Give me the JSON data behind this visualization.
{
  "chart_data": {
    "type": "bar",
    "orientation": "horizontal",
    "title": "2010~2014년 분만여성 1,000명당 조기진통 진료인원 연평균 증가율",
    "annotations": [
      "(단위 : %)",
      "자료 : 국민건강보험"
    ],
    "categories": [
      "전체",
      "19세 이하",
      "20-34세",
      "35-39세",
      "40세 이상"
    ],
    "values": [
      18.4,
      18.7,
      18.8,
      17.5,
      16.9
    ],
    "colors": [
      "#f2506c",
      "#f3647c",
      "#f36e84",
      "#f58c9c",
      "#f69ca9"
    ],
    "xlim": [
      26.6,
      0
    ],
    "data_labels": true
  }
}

...

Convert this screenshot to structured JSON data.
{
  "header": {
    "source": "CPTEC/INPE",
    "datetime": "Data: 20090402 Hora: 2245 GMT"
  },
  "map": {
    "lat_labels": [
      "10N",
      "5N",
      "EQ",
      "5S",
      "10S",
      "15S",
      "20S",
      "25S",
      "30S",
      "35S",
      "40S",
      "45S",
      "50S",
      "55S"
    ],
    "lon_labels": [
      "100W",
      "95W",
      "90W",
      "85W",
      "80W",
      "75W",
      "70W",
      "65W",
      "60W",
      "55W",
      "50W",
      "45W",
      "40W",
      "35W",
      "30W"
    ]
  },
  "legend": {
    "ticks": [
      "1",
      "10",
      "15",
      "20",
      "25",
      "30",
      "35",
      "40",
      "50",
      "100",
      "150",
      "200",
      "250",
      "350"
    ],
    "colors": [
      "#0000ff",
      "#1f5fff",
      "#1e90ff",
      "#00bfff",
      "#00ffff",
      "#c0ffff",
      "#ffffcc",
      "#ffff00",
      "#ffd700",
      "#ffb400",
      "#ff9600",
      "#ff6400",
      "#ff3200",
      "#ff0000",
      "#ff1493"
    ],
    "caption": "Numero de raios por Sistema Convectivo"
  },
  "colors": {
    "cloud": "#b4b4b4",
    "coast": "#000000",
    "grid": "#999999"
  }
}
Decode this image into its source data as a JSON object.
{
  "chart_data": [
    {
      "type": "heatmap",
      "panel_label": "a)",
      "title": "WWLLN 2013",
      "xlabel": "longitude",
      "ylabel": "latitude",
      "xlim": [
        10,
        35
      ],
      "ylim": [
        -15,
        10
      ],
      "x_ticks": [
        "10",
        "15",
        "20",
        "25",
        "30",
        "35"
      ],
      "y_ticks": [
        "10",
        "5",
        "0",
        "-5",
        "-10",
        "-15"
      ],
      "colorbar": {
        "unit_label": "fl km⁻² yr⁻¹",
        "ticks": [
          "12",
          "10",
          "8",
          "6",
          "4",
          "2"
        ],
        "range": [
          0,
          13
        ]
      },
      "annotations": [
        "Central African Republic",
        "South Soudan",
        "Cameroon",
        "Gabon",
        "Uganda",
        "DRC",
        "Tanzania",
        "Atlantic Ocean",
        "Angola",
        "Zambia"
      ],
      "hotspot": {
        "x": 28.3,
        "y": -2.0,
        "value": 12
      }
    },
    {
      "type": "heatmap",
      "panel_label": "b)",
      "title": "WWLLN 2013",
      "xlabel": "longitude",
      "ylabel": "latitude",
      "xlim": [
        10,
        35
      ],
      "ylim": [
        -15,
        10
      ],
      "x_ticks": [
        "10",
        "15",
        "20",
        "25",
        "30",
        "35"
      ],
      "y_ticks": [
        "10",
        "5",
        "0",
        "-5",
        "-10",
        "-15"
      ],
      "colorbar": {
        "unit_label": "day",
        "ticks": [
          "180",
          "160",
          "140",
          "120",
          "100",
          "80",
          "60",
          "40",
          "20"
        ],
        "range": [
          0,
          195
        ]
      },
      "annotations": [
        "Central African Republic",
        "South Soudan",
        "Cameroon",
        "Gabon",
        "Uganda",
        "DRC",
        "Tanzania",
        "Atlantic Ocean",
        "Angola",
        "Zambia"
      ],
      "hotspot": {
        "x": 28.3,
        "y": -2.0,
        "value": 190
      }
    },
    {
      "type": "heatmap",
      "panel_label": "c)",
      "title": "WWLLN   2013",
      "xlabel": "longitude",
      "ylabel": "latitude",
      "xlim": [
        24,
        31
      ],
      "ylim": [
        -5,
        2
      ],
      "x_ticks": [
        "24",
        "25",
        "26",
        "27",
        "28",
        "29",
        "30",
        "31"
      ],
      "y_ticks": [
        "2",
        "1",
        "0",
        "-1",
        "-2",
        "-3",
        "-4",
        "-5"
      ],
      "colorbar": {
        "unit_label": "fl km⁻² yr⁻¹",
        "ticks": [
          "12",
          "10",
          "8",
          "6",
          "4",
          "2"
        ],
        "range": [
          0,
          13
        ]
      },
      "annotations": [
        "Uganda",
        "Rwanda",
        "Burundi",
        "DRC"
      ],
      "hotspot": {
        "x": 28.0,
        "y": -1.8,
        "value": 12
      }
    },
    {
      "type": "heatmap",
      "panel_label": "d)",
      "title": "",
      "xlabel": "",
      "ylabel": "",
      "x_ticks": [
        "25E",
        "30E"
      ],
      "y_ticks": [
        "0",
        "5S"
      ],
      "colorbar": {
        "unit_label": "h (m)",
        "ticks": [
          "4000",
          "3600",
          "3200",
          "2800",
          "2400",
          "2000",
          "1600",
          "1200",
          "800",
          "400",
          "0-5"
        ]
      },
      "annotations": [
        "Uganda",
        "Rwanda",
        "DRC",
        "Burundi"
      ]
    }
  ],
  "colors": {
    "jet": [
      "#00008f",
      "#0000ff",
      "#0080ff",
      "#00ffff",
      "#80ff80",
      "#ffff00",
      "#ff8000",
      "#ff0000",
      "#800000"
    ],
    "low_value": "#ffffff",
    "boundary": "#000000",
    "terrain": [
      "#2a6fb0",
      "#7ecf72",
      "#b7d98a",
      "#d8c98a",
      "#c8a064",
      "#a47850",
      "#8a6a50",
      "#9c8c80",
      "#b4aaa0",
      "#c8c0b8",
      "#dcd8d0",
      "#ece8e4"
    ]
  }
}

▸ **TASK TO CARRY OUT**
Find all lines where the word "JSON" appears. Copy them.

▸ **PROBLEM SOLUTION**
Give me the JSON data behind this visualization.
Convert this screenshot to structured JSON data.
Decode this image into its source data as a JSON object.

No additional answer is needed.